Data listing
— BEGIN —

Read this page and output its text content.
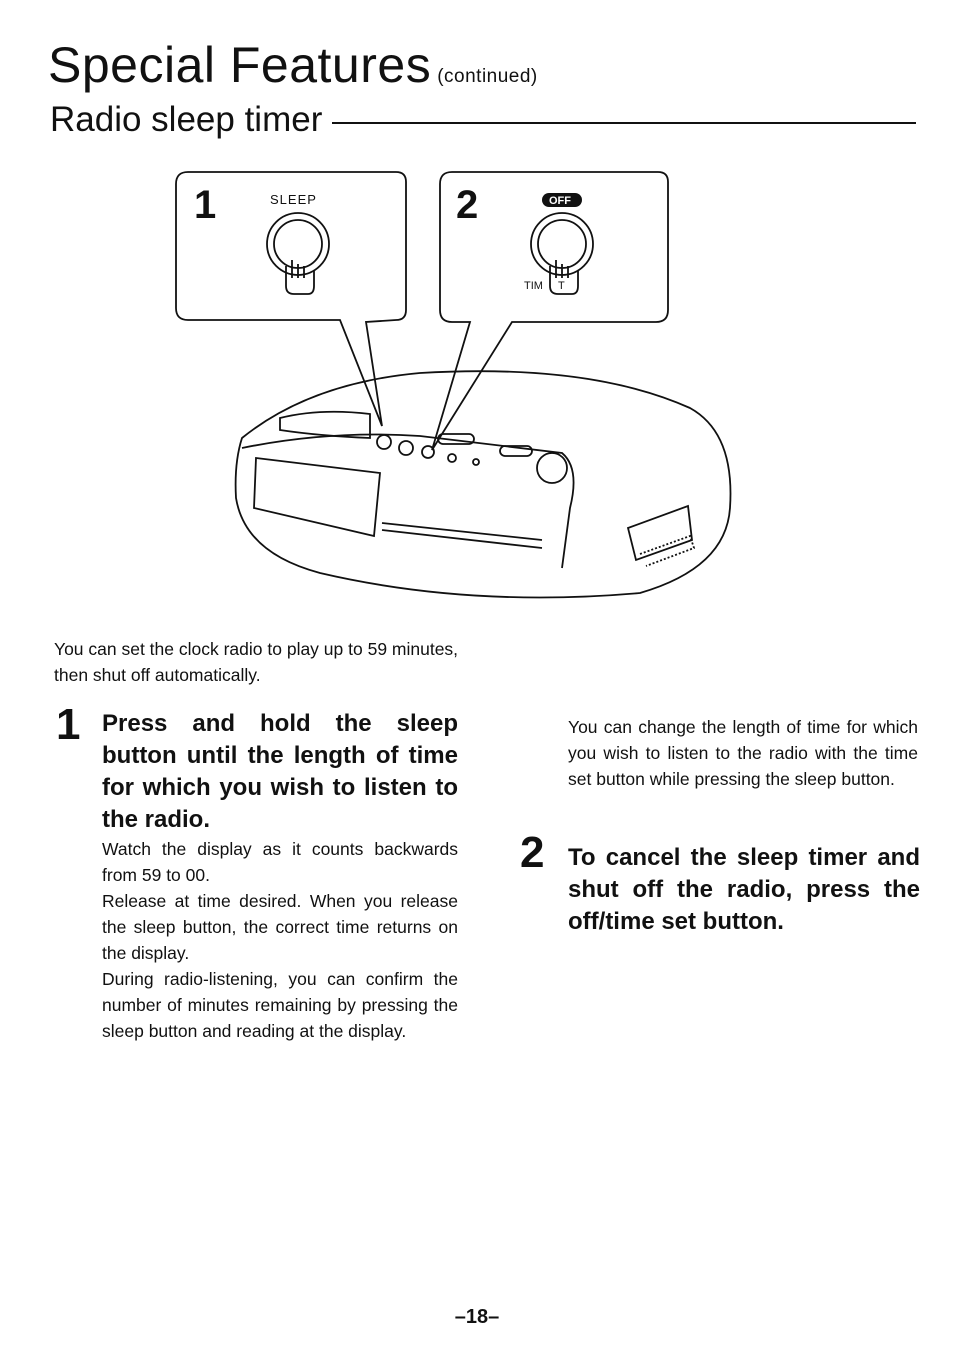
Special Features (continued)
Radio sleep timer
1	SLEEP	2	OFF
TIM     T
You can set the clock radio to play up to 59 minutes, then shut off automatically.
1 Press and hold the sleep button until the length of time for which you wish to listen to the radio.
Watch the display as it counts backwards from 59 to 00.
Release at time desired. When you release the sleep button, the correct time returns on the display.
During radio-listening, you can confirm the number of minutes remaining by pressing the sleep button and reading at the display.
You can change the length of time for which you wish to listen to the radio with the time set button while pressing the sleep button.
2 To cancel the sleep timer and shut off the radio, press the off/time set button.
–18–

— END —

* Problem *
Above are the records; reproduce them exactly and leave out the pictures.

* Solution for this task *
Read this page and output its text content.
Special Features (continued)
Radio sleep timer
1	SLEEP	2	OFF
TIM     T
You can set the clock radio to play up to 59 minutes, then shut off automatically.
1 Press and hold the sleep button until the length of time for which you wish to listen to the radio.
Watch the display as it counts backwards from 59 to 00.
Release at time desired. When you release the sleep button, the correct time returns on the display.
During radio-listening, you can confirm the number of minutes remaining by pressing the sleep button and reading at the display.
You can change the length of time for which you wish to listen to the radio with the time set button while pressing the sleep button.
2 To cancel the sleep timer and shut off the radio, press the off/time set button.
–18–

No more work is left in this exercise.